Problem details |
What lines in the records include the string "sample"? Return each one.

Data excerpts
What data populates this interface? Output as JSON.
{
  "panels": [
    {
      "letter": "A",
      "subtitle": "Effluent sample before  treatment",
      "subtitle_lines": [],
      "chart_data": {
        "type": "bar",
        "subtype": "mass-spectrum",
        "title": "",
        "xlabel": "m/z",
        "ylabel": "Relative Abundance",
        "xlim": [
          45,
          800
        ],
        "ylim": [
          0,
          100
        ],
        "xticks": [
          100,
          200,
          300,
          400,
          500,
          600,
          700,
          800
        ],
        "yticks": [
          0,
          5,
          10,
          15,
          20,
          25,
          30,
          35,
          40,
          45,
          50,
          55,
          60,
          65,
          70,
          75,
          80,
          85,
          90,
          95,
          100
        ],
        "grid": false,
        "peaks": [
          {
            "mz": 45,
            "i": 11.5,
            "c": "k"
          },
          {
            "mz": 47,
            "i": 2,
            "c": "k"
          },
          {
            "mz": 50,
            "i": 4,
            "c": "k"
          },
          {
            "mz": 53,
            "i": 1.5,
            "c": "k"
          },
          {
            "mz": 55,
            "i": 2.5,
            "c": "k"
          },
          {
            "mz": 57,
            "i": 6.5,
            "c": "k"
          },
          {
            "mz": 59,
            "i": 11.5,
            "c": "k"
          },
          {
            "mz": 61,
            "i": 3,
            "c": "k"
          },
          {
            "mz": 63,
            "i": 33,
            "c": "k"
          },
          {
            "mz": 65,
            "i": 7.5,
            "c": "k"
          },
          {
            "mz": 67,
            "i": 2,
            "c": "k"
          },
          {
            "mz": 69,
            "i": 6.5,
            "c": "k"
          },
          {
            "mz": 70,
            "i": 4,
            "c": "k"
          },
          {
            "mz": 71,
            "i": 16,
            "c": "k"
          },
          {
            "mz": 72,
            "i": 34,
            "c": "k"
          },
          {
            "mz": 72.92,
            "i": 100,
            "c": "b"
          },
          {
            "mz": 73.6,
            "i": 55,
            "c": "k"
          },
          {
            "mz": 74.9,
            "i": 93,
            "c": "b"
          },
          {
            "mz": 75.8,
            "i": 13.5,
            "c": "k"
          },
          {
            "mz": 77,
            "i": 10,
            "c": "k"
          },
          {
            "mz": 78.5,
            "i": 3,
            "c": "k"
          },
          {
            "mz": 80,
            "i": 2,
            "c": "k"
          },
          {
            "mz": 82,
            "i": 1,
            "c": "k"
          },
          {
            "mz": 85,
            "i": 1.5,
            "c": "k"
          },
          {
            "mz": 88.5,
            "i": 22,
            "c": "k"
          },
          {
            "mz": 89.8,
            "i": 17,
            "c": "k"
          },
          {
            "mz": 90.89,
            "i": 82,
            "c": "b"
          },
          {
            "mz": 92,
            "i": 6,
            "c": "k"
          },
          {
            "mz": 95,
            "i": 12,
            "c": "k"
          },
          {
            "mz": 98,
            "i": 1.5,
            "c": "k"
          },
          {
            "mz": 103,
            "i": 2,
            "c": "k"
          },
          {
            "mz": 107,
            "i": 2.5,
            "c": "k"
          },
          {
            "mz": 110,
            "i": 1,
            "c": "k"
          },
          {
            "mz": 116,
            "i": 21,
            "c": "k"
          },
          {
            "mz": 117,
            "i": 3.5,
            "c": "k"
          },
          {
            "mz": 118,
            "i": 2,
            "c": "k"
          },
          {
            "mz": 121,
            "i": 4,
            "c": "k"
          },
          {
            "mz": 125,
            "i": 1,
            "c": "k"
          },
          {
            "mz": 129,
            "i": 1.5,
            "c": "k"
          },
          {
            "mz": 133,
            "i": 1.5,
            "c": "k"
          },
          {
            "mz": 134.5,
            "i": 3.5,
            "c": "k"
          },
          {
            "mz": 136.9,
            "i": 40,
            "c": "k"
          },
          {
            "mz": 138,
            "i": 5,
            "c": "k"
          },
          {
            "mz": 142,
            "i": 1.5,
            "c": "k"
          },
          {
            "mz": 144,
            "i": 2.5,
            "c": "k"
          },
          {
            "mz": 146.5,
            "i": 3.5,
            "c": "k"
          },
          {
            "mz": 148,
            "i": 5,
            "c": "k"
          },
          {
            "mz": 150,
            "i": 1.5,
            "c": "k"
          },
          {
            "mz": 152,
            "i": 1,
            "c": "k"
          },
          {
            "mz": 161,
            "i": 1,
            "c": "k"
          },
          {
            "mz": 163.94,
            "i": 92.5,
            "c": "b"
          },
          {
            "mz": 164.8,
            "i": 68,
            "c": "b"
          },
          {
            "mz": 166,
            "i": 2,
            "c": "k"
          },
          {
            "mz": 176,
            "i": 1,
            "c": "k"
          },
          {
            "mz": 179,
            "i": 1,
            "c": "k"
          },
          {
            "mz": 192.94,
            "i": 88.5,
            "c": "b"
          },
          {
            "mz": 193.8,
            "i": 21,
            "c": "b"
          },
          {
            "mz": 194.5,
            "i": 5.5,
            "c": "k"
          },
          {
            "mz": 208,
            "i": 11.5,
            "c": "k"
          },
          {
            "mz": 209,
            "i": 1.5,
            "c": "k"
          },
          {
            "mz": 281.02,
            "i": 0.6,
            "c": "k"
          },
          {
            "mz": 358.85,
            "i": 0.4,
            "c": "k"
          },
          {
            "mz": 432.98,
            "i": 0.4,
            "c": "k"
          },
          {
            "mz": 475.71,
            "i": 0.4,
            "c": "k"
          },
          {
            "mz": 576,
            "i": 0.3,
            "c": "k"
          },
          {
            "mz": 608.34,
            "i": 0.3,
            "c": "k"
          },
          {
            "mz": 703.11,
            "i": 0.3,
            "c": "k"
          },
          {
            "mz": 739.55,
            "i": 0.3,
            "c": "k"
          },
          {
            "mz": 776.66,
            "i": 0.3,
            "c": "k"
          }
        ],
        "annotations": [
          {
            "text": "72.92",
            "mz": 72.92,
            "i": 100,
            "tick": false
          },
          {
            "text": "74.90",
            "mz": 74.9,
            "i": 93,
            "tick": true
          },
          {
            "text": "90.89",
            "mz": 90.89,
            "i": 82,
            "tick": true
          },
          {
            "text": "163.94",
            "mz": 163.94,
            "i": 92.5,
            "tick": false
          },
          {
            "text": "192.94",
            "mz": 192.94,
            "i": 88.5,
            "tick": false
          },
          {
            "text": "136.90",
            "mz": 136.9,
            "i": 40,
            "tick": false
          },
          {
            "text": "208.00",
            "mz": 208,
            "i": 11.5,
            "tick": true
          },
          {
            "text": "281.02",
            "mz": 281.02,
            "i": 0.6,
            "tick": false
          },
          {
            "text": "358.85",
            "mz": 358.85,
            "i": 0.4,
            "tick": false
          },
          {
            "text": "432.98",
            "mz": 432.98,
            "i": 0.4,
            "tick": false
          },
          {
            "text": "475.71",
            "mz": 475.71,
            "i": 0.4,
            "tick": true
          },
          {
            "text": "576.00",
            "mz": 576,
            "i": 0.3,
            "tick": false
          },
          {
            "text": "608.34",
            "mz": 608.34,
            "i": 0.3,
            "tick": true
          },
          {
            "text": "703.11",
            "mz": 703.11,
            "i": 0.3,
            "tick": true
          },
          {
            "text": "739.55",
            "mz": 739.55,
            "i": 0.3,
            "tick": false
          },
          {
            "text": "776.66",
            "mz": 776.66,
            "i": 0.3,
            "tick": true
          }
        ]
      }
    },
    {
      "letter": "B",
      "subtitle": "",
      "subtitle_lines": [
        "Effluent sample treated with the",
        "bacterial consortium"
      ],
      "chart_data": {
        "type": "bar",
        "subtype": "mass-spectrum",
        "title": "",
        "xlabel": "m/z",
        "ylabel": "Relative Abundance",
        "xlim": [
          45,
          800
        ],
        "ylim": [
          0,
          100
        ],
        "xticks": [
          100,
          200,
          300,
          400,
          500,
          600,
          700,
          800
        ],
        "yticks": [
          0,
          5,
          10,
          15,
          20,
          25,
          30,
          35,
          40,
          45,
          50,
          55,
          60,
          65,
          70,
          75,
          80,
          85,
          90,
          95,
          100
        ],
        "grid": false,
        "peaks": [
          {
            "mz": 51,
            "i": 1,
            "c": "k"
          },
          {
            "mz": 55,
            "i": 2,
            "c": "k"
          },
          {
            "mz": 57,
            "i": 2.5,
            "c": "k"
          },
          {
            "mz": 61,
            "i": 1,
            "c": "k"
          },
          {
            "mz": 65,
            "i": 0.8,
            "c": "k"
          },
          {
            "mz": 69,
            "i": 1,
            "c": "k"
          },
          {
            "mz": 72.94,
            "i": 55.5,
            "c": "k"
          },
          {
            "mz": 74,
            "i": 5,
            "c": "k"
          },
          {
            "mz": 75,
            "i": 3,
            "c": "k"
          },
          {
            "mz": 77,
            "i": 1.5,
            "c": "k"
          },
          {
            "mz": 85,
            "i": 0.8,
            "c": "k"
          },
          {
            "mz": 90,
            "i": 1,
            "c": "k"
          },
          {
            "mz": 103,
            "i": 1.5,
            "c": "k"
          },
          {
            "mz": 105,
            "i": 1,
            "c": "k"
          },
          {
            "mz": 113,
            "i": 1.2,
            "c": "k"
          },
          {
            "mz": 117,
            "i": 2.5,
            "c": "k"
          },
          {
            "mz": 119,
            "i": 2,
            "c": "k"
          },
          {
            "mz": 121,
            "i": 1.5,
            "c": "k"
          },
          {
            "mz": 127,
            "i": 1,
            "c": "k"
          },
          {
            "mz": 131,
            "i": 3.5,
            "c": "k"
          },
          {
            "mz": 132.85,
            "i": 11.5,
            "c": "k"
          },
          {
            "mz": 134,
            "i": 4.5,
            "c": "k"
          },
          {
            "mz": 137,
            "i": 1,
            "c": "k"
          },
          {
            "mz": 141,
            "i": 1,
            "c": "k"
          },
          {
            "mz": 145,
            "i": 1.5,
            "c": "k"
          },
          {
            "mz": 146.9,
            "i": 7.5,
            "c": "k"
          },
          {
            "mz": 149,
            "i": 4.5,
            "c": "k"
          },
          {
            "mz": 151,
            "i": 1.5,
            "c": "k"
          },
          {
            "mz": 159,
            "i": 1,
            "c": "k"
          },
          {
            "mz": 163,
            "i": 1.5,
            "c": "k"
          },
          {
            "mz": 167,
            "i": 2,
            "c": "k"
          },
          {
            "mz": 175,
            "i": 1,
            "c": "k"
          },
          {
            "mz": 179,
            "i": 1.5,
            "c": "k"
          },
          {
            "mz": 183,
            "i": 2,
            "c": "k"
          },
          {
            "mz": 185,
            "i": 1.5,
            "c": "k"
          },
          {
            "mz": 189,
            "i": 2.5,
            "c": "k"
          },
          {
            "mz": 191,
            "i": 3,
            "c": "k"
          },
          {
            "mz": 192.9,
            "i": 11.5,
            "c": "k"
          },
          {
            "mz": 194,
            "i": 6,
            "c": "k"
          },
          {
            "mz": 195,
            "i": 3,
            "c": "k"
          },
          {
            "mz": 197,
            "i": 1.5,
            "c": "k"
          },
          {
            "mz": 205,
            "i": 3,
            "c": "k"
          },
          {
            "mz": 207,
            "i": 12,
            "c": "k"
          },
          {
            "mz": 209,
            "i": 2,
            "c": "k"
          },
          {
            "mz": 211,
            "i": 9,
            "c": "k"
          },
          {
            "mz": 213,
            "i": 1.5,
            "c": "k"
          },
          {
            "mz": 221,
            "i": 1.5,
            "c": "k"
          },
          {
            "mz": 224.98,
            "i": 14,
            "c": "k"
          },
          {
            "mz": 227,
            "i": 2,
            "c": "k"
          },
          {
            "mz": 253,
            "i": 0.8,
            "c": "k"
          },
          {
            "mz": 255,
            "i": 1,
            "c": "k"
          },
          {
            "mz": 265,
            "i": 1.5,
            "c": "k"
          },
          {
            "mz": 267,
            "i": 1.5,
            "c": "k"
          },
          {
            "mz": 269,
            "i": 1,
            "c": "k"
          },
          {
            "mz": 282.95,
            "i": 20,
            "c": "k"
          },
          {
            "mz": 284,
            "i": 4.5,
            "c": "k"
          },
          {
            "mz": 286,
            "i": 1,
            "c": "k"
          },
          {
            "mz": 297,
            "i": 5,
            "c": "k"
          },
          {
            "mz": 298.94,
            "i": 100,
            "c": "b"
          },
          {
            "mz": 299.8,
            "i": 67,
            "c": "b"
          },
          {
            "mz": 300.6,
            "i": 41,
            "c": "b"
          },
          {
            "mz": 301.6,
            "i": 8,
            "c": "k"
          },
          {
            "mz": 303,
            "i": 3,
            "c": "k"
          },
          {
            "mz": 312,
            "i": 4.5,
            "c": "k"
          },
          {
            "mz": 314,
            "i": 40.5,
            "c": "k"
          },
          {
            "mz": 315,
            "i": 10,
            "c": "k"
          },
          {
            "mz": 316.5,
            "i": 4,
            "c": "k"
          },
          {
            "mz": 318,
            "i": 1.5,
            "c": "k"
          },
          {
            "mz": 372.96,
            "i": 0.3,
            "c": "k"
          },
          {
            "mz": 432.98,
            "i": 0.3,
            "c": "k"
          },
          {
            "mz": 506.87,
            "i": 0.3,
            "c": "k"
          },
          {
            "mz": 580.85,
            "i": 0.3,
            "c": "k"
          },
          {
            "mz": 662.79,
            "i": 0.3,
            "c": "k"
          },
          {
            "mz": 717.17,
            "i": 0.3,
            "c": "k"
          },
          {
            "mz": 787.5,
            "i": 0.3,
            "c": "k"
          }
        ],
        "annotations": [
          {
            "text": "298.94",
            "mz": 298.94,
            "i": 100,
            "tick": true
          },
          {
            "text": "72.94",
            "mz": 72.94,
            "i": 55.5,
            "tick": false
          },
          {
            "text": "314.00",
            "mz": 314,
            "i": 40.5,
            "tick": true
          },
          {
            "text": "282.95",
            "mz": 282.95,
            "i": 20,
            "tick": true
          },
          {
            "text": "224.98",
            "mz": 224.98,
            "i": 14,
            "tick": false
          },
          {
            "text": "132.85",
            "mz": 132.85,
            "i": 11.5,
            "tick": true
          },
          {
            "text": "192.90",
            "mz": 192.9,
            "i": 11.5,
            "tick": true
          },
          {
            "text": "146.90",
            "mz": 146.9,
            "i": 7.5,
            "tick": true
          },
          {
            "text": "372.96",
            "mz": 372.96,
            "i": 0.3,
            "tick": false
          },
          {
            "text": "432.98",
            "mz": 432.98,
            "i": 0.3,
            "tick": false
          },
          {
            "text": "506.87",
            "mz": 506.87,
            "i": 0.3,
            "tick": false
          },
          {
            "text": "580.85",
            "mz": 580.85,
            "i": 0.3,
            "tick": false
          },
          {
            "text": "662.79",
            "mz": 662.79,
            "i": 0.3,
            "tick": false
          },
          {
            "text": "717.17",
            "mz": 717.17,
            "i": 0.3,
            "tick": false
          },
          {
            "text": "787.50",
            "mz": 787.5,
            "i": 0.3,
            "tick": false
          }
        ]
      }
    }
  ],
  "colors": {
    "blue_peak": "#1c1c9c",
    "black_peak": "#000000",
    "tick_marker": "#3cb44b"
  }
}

Worked solution |
      "subtitle": "Effluent sample before  treatment",
        "Effluent sample treated with the",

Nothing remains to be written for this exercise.